> Some records
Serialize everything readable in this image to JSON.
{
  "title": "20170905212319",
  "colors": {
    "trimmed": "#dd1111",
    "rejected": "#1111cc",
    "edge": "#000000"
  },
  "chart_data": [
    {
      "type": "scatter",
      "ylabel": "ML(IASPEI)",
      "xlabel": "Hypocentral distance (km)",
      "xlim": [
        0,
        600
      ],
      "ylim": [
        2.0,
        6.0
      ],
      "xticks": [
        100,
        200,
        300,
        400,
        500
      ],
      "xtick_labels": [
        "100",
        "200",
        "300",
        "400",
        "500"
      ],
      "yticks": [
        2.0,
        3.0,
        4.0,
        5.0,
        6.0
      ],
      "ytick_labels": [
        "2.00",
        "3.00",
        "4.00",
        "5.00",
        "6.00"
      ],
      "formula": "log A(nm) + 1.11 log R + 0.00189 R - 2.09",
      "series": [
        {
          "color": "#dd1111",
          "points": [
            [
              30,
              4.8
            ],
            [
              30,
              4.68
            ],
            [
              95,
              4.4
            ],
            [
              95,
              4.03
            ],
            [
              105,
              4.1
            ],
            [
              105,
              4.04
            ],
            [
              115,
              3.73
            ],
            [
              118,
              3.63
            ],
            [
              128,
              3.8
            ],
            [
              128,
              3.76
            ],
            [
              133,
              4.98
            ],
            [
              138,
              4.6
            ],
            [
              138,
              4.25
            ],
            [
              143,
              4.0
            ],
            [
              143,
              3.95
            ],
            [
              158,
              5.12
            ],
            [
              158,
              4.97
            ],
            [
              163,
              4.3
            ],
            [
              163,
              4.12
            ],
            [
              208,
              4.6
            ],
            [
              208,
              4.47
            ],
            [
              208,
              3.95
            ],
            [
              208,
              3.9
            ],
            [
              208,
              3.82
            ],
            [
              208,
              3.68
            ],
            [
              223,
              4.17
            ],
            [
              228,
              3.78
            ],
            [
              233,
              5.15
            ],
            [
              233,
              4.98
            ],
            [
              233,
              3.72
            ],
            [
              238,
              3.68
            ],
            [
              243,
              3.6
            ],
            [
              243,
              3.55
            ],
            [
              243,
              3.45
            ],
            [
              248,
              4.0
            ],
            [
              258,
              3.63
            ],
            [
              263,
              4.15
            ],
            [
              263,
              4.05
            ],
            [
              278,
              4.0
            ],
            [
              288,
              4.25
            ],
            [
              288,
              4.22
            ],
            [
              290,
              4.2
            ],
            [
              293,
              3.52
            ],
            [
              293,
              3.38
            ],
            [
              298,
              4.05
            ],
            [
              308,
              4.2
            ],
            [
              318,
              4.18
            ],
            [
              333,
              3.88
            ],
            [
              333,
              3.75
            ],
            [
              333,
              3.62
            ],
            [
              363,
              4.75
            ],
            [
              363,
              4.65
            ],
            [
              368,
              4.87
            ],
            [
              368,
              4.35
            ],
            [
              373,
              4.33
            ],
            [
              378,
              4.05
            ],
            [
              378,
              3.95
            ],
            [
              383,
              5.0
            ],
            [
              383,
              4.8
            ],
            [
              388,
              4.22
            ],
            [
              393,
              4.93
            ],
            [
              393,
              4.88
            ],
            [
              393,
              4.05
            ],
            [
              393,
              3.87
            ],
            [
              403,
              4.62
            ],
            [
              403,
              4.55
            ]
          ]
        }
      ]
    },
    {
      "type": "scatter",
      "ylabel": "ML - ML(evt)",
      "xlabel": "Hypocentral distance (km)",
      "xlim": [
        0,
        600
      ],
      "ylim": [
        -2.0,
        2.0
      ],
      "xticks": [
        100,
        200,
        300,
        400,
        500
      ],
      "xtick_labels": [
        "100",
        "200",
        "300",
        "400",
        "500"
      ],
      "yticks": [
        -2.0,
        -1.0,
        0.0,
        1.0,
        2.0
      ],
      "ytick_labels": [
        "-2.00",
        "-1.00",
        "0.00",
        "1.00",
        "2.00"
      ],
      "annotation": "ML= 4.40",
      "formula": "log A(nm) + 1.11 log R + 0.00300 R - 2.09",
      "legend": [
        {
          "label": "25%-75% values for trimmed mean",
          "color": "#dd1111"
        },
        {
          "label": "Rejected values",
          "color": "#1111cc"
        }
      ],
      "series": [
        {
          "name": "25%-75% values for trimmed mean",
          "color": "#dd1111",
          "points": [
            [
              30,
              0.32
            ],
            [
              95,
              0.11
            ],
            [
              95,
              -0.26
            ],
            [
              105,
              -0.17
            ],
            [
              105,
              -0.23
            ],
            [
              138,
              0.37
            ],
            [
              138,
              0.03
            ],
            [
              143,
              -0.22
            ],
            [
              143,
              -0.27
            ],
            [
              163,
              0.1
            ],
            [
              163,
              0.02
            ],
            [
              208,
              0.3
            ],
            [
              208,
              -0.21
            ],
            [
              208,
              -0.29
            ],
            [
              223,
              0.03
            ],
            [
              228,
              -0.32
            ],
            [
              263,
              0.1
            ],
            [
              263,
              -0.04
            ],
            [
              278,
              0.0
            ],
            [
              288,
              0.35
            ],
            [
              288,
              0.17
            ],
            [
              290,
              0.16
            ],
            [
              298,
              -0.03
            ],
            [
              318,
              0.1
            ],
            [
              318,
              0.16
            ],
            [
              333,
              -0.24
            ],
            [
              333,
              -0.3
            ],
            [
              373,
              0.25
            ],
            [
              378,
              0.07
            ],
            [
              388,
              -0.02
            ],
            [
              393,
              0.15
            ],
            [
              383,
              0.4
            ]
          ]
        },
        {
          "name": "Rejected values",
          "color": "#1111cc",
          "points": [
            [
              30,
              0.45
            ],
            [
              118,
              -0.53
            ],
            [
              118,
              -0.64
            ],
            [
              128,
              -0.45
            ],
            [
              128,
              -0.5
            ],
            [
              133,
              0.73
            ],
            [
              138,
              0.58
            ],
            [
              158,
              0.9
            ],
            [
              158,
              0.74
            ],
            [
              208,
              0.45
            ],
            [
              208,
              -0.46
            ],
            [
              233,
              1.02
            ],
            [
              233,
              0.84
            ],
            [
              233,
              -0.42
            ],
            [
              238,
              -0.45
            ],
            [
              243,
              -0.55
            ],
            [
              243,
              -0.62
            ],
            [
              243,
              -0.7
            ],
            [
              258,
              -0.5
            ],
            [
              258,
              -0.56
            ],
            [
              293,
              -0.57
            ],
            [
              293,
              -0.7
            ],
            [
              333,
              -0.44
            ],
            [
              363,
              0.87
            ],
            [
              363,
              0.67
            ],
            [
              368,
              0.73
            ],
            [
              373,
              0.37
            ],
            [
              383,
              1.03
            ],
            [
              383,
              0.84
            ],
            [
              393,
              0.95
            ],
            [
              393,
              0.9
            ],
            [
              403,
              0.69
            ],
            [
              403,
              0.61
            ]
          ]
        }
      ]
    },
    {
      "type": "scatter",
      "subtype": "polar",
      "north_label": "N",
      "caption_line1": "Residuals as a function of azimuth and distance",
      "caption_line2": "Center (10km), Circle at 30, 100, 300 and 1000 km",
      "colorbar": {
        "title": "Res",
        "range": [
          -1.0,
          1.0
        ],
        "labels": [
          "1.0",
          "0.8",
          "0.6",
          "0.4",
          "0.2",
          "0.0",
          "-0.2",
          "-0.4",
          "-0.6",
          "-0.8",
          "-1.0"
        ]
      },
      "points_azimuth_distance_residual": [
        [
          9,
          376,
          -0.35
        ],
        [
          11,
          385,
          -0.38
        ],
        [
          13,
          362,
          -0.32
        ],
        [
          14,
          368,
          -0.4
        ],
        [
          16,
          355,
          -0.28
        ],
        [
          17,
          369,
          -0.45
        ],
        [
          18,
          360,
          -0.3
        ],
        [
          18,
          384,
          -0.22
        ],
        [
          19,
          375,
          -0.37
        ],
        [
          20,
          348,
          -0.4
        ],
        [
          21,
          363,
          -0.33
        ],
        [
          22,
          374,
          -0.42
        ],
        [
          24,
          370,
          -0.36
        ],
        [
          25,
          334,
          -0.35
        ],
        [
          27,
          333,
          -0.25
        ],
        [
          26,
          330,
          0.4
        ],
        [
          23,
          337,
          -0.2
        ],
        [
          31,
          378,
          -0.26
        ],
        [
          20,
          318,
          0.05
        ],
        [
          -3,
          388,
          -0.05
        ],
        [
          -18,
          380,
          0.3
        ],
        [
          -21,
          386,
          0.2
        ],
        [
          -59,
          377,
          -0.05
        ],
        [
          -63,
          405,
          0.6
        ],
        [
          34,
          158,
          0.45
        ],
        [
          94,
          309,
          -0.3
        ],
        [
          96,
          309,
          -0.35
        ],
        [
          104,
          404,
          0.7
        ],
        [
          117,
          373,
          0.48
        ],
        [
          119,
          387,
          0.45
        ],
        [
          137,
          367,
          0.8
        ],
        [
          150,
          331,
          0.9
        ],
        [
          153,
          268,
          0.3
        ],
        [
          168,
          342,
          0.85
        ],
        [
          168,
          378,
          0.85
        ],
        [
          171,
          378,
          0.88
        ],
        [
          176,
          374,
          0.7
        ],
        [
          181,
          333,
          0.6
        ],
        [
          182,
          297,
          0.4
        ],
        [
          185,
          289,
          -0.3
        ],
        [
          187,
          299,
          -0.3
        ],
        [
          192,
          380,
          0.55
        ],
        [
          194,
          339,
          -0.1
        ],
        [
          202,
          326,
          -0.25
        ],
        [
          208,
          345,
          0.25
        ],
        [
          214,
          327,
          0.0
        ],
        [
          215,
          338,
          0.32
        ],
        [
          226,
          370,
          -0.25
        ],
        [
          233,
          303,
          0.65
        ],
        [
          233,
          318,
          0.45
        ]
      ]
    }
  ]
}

> The problem
Search the listing above for the string "values". Copy every line that contains it.

> Full response
          "label": "25%-75% values for trimmed mean",
          "label": "Rejected values",
          "name": "25%-75% values for trimmed mean",
          "name": "Rejected values",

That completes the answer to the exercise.